TO DO:
Read through the records below and copy each line that uses the word "patio".

Stored records:
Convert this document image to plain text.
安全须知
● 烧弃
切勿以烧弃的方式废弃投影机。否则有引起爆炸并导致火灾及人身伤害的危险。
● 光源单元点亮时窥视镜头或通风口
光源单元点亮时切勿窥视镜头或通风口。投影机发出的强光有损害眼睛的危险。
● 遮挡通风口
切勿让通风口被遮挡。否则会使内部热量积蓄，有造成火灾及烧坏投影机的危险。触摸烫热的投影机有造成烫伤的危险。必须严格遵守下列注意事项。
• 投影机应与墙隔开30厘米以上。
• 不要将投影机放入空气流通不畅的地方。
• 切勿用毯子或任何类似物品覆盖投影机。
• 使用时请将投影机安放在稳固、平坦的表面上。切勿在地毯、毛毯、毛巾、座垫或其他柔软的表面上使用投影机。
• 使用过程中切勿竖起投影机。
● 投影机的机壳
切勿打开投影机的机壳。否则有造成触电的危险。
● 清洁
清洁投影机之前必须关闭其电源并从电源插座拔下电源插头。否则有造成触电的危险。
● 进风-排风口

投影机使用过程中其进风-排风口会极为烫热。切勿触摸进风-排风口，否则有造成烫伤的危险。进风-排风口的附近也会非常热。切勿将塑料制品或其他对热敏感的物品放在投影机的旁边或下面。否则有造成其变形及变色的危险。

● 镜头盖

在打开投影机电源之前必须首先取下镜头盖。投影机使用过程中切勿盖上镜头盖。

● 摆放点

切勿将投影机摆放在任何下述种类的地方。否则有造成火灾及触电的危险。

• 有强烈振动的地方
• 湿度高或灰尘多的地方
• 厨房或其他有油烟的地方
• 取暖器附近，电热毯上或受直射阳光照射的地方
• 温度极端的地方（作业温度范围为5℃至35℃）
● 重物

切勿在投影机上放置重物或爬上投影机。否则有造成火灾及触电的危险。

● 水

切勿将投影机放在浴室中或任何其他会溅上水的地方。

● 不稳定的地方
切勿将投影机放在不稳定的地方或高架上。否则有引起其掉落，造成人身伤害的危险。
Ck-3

--

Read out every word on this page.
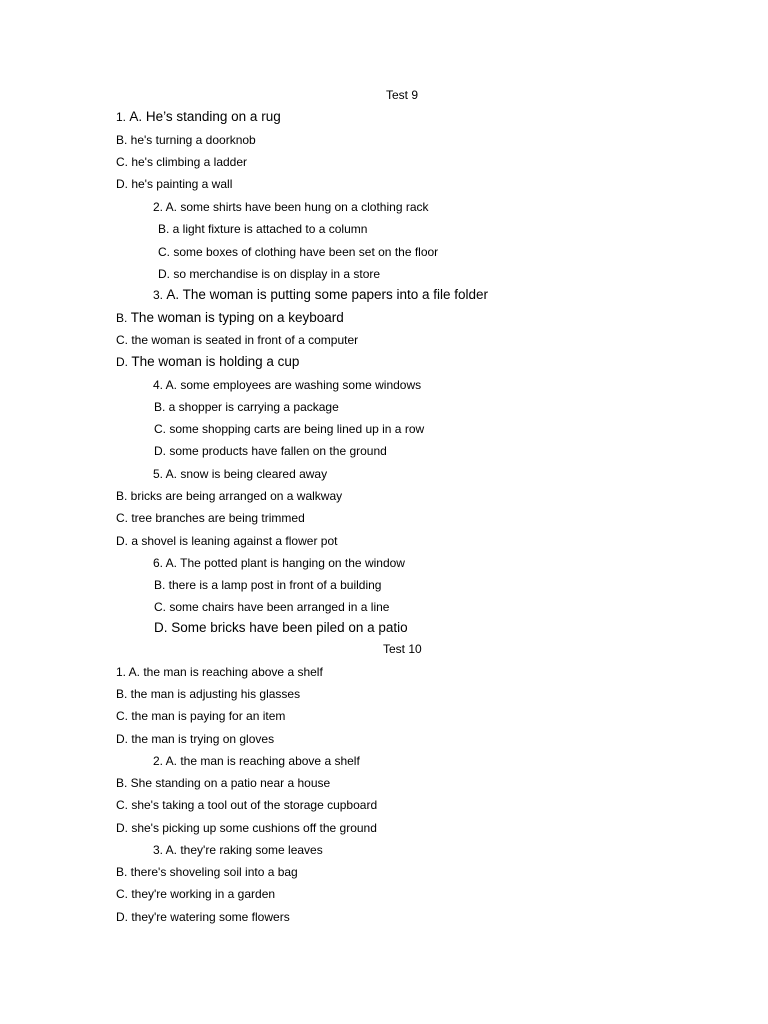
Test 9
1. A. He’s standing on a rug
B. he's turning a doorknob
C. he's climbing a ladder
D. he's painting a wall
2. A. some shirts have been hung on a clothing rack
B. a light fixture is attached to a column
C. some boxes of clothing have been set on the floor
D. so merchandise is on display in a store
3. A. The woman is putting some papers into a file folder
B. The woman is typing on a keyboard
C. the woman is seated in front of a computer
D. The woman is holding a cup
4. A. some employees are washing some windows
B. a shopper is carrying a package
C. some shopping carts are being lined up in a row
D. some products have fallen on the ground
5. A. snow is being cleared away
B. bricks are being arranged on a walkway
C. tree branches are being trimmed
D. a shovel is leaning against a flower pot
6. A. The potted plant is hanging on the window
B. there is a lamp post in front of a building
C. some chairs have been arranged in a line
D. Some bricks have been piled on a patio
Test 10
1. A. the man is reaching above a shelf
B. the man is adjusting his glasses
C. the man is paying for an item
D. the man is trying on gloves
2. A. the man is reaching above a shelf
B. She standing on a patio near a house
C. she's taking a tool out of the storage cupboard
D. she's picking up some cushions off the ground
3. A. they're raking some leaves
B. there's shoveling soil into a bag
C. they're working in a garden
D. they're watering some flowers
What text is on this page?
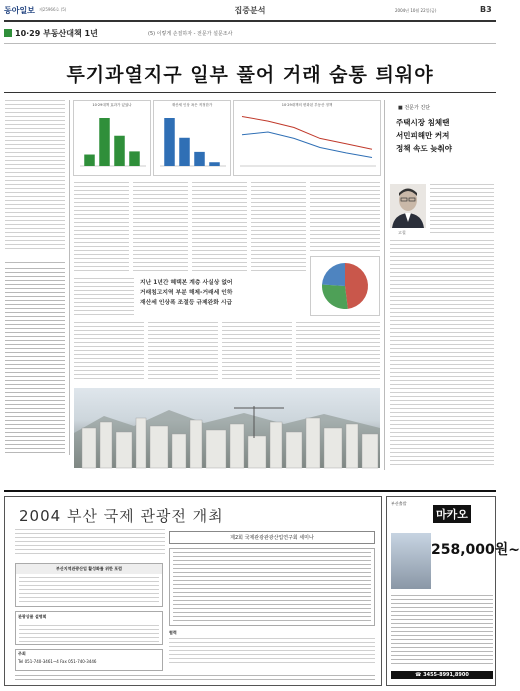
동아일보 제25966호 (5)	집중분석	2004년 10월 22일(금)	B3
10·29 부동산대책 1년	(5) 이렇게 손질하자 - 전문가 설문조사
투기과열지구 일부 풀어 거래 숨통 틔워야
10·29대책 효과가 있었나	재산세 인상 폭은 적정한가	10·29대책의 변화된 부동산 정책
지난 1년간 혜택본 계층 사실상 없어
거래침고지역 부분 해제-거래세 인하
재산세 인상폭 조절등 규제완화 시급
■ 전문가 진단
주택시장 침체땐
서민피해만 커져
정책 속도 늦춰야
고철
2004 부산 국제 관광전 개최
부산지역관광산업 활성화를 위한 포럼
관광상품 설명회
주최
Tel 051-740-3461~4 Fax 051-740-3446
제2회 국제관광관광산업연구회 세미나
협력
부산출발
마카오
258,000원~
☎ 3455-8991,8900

RIGHT ANSWER:
D. Some bricks have been piled on a patio
B. She standing on a patio near a house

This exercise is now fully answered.